* _WRITTEN PROBLEM_
Write out each line from the data below that includes the word "object".

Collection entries
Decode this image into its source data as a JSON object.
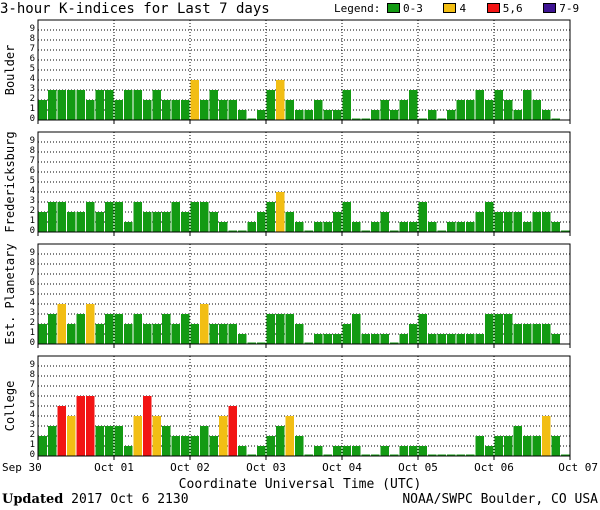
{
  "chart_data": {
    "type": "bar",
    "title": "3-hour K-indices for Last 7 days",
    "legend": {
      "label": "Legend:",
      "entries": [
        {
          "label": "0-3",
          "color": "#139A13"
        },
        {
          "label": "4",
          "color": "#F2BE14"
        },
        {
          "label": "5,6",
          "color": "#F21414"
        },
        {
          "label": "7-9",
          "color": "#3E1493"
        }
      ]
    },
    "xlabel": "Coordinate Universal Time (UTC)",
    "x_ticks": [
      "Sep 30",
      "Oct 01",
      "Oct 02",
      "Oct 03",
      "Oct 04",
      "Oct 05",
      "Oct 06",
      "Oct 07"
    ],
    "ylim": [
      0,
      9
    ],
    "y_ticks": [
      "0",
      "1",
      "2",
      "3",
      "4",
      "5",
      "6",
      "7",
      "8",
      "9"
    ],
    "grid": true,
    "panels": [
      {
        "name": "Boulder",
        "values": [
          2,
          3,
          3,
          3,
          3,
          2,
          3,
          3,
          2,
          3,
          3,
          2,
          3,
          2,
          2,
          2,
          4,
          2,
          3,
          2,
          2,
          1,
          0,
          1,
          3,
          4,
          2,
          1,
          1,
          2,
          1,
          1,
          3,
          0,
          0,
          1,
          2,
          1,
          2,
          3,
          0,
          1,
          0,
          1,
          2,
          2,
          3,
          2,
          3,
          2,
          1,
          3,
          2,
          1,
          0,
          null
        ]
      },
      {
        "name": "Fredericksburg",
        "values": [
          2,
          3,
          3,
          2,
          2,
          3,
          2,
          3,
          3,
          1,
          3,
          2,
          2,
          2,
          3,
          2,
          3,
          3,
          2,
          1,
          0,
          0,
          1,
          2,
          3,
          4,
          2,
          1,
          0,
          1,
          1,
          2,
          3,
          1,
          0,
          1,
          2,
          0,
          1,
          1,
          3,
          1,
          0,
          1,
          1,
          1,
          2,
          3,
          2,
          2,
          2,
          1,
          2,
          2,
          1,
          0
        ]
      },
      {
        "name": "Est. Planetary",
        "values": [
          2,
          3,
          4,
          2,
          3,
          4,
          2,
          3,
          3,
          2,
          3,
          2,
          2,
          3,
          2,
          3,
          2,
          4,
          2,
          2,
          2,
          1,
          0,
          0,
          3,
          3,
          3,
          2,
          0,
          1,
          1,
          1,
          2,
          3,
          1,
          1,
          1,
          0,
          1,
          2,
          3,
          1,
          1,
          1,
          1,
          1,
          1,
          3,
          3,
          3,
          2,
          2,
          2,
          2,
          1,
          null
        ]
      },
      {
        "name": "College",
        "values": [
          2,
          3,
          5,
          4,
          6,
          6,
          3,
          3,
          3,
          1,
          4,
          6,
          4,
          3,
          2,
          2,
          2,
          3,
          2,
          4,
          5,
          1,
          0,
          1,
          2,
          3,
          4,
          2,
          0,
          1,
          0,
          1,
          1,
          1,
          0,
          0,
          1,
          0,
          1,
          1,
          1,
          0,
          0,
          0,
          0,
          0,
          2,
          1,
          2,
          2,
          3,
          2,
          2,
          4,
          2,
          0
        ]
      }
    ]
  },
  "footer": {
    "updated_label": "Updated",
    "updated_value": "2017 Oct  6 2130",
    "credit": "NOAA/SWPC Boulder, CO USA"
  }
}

==

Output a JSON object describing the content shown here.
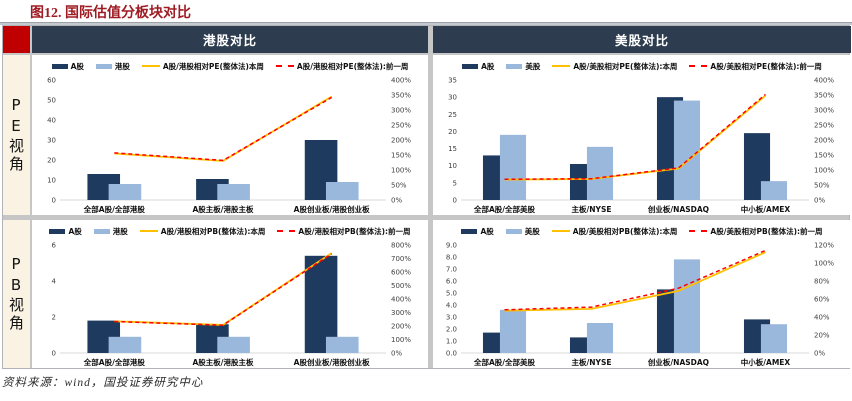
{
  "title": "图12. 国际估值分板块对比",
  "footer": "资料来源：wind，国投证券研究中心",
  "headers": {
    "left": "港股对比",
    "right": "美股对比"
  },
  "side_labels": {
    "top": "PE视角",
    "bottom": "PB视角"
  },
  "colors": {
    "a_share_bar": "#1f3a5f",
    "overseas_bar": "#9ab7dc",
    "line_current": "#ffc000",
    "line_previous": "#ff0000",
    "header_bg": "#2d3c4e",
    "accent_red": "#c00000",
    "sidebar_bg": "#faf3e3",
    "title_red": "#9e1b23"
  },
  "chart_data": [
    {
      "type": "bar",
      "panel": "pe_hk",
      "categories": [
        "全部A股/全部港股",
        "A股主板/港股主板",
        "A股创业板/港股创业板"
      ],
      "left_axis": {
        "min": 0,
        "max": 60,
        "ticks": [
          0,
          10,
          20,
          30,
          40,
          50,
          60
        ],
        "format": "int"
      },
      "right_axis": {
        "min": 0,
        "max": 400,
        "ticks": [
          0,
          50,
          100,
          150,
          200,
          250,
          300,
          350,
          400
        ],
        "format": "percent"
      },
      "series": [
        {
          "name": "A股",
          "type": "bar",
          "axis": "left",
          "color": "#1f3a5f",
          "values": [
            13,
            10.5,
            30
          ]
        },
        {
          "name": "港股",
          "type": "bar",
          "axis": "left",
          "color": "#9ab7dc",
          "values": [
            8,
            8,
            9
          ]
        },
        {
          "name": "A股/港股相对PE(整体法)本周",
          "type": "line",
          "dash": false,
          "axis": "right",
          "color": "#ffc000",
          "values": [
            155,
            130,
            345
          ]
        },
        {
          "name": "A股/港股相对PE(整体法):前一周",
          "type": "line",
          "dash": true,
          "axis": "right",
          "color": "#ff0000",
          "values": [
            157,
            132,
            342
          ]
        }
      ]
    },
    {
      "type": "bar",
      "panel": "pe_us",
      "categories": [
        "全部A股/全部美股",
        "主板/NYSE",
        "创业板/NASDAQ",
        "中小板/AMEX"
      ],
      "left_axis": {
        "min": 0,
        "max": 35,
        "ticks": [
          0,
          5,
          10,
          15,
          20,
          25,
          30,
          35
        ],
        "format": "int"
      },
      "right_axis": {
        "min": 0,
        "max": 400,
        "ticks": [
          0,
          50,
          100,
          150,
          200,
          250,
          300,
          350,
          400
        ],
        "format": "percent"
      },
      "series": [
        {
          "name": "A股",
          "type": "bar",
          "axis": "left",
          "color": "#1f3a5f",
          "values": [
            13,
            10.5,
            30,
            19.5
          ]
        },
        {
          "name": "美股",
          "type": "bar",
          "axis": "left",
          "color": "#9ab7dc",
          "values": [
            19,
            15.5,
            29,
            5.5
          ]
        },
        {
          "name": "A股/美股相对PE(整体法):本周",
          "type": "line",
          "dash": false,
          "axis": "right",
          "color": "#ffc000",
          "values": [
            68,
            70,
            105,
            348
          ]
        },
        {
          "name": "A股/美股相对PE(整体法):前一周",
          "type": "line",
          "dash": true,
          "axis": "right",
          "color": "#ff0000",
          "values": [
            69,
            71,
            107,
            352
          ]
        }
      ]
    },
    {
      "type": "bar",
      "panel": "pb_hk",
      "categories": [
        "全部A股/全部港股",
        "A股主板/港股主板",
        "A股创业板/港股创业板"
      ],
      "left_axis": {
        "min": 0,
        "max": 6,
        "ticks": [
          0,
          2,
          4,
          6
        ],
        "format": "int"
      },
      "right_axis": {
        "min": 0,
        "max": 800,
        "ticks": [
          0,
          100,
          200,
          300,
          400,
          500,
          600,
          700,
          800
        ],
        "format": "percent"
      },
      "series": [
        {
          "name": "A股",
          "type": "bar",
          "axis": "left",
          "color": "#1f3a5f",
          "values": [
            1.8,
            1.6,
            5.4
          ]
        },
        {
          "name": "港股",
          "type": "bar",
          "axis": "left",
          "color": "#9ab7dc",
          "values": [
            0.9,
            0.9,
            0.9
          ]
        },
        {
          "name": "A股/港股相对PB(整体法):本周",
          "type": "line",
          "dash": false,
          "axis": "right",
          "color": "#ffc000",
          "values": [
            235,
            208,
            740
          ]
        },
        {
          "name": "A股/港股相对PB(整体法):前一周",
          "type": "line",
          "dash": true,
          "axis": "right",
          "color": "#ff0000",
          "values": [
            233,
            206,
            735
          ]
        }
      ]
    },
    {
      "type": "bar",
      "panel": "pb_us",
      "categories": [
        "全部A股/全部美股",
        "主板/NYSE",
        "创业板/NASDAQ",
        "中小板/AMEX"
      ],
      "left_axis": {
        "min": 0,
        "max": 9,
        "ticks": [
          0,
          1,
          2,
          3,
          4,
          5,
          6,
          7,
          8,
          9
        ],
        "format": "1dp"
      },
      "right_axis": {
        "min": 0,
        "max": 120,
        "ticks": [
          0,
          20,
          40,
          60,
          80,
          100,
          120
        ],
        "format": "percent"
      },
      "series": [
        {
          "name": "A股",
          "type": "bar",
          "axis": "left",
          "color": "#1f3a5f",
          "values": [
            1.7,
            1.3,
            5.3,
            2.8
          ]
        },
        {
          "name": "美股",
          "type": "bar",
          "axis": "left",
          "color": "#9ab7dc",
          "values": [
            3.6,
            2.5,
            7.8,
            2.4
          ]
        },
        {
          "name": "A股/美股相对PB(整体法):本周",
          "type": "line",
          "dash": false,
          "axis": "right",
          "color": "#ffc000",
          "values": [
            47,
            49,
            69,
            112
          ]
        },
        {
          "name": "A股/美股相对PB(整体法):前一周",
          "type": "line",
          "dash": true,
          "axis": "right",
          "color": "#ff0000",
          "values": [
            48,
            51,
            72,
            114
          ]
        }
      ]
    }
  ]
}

* _RESULT OF THE EXERCISE_
Decode this image into its source data as a JSON object.
Output a JSON object describing the content shown here.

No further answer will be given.